» **WHAT YOU ARE ASKED TO DO**: Quote the whole listing exactly. Leave the pictures out of your copy.

+===+

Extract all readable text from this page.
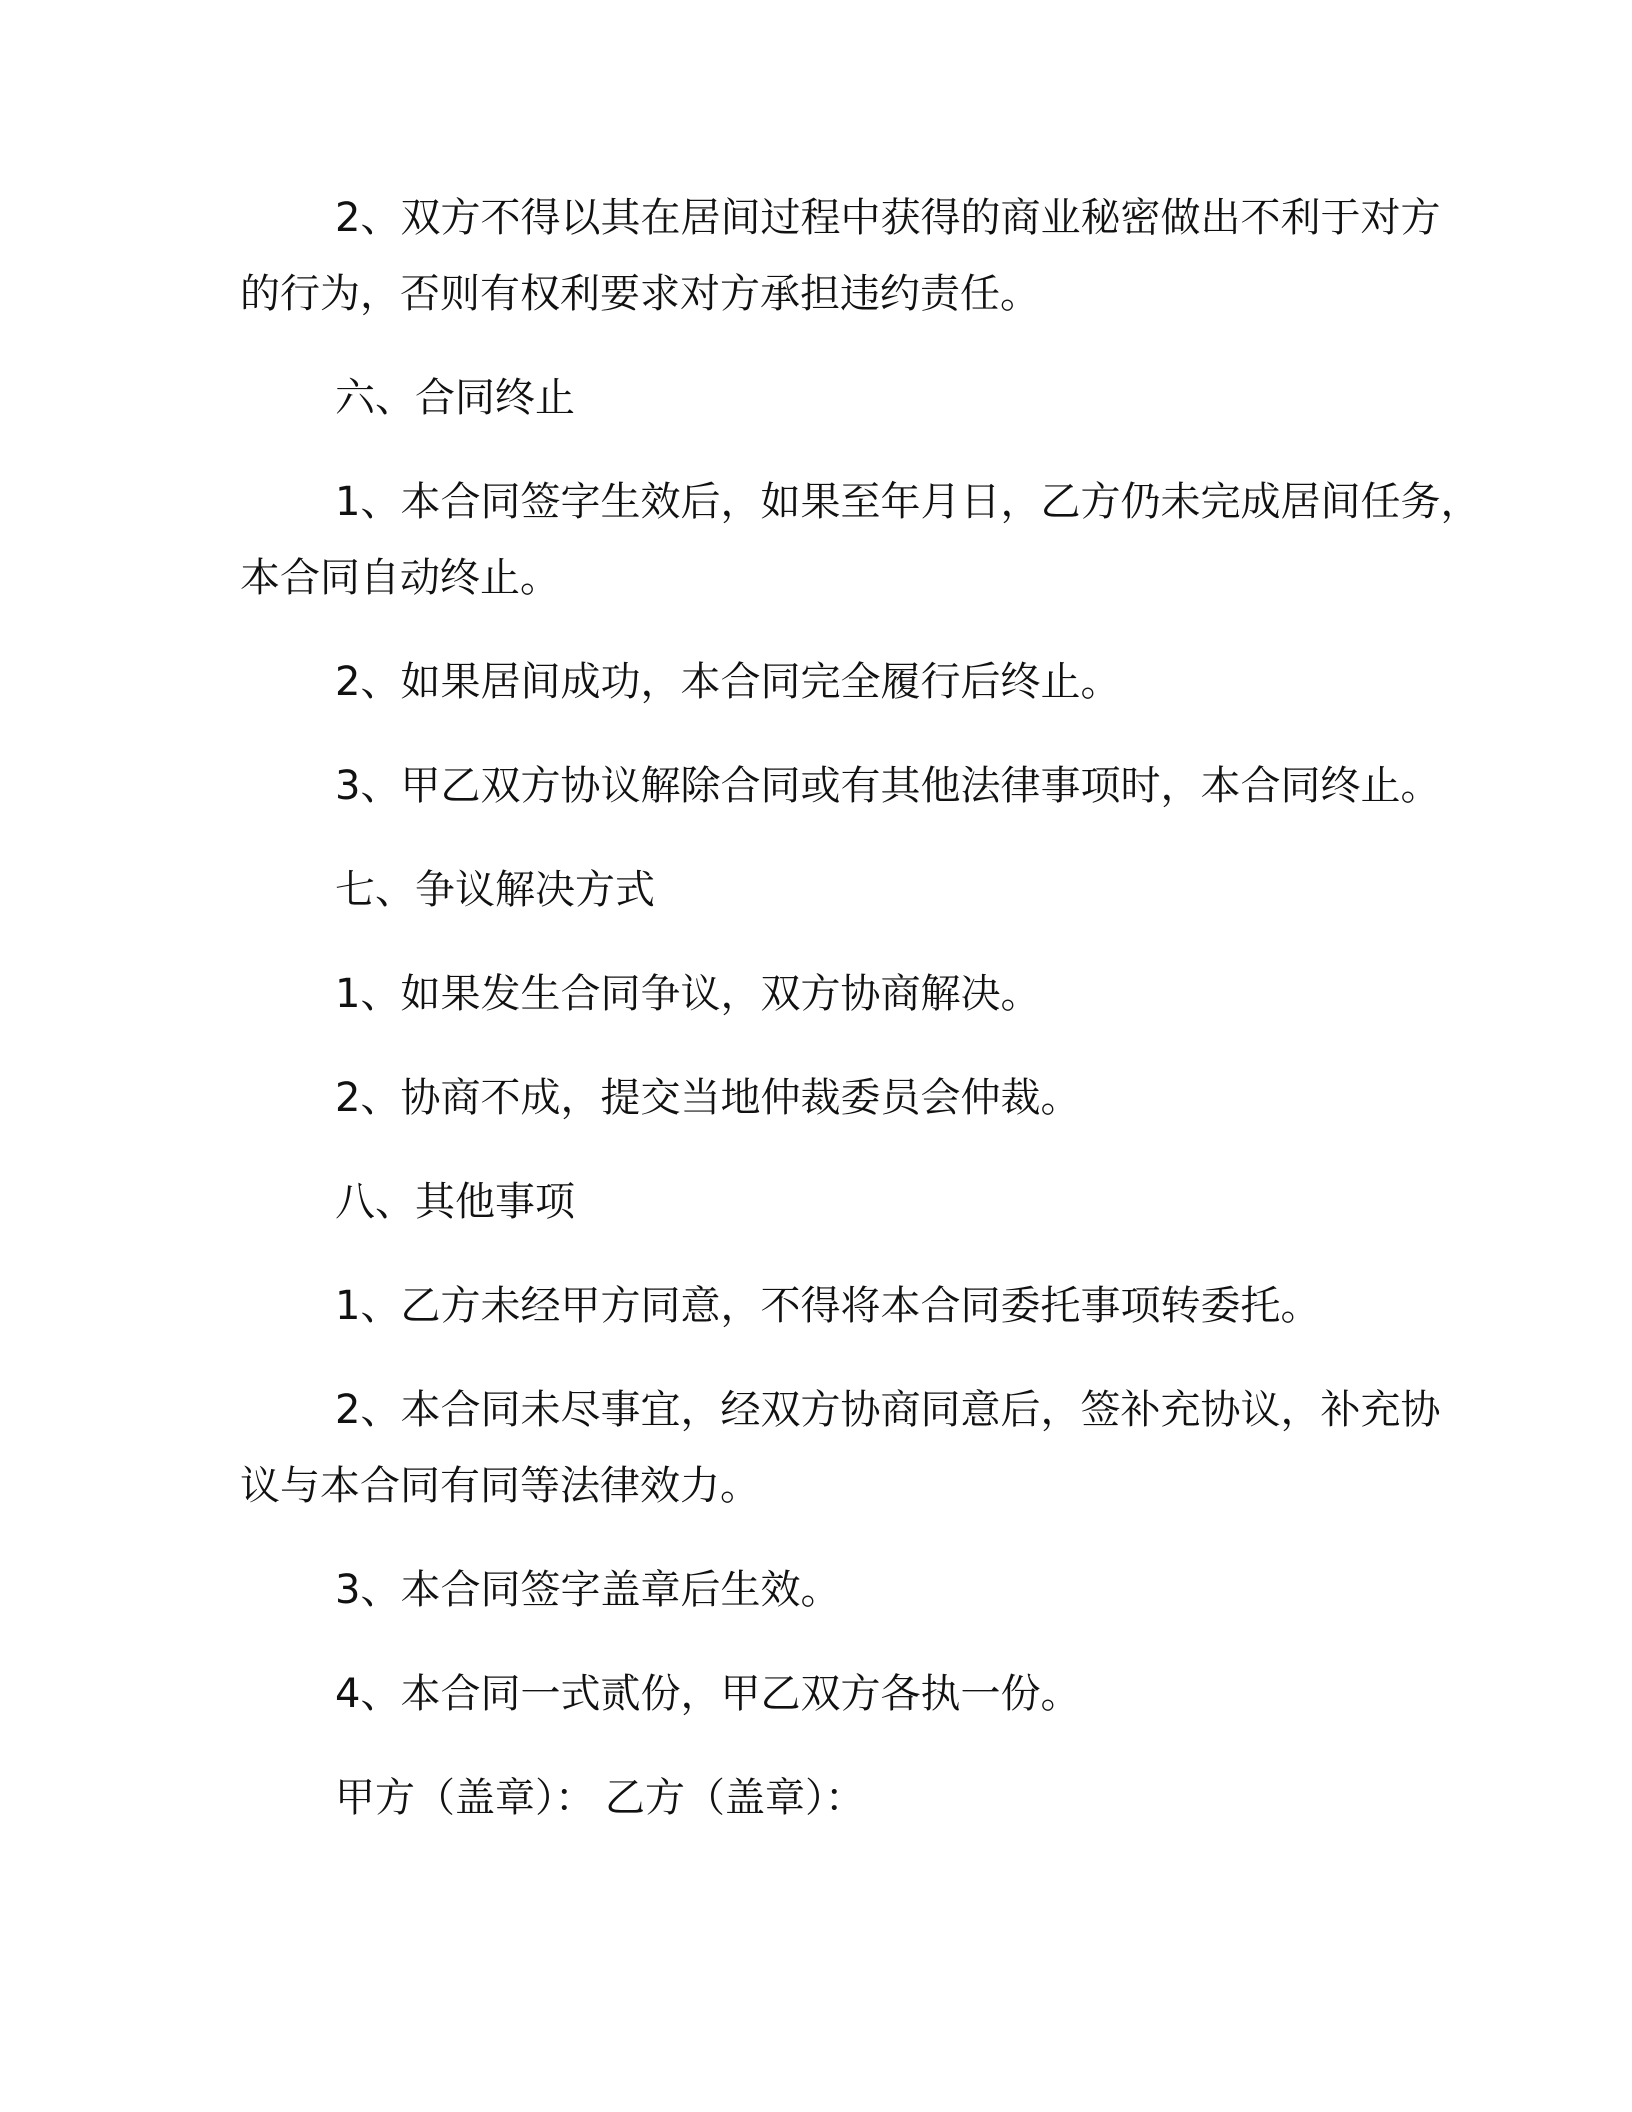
2、双方不得以其在居间过程中获得的商业秘密做出不利于对方
的行为，否则有权利要求对方承担违约责任。
六、合同终止
1、本合同签字生效后，如果至年月日，乙方仍未完成居间任务，
本合同自动终止。
2、如果居间成功，本合同完全履行后终止。
3、甲乙双方协议解除合同或有其他法律事项时，本合同终止。
七、争议解决方式
1、如果发生合同争议，双方协商解决。
2、协商不成，提交当地仲裁委员会仲裁。
八、其他事项
1、乙方未经甲方同意，不得将本合同委托事项转委托。
2、本合同未尽事宜，经双方协商同意后，签补充协议，补充协
议与本合同有同等法律效力。
3、本合同签字盖章后生效。
4、本合同一式贰份，甲乙双方各执一份。
甲方（盖章）： 乙方（盖章）：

+===+

» **FULL OUTPUT**:
Extract all readable text from this page.
2、双方不得以其在居间过程中获得的商业秘密做出不利于对方
的行为，否则有权利要求对方承担违约责任。
六、合同终止
1、本合同签字生效后，如果至年月日，乙方仍未完成居间任务，
本合同自动终止。
2、如果居间成功，本合同完全履行后终止。
3、甲乙双方协议解除合同或有其他法律事项时，本合同终止。
七、争议解决方式
1、如果发生合同争议，双方协商解决。
2、协商不成，提交当地仲裁委员会仲裁。
八、其他事项
1、乙方未经甲方同意，不得将本合同委托事项转委托。
2、本合同未尽事宜，经双方协商同意后，签补充协议，补充协
议与本合同有同等法律效力。
3、本合同签字盖章后生效。
4、本合同一式贰份，甲乙双方各执一份。
甲方（盖章）： 乙方（盖章）：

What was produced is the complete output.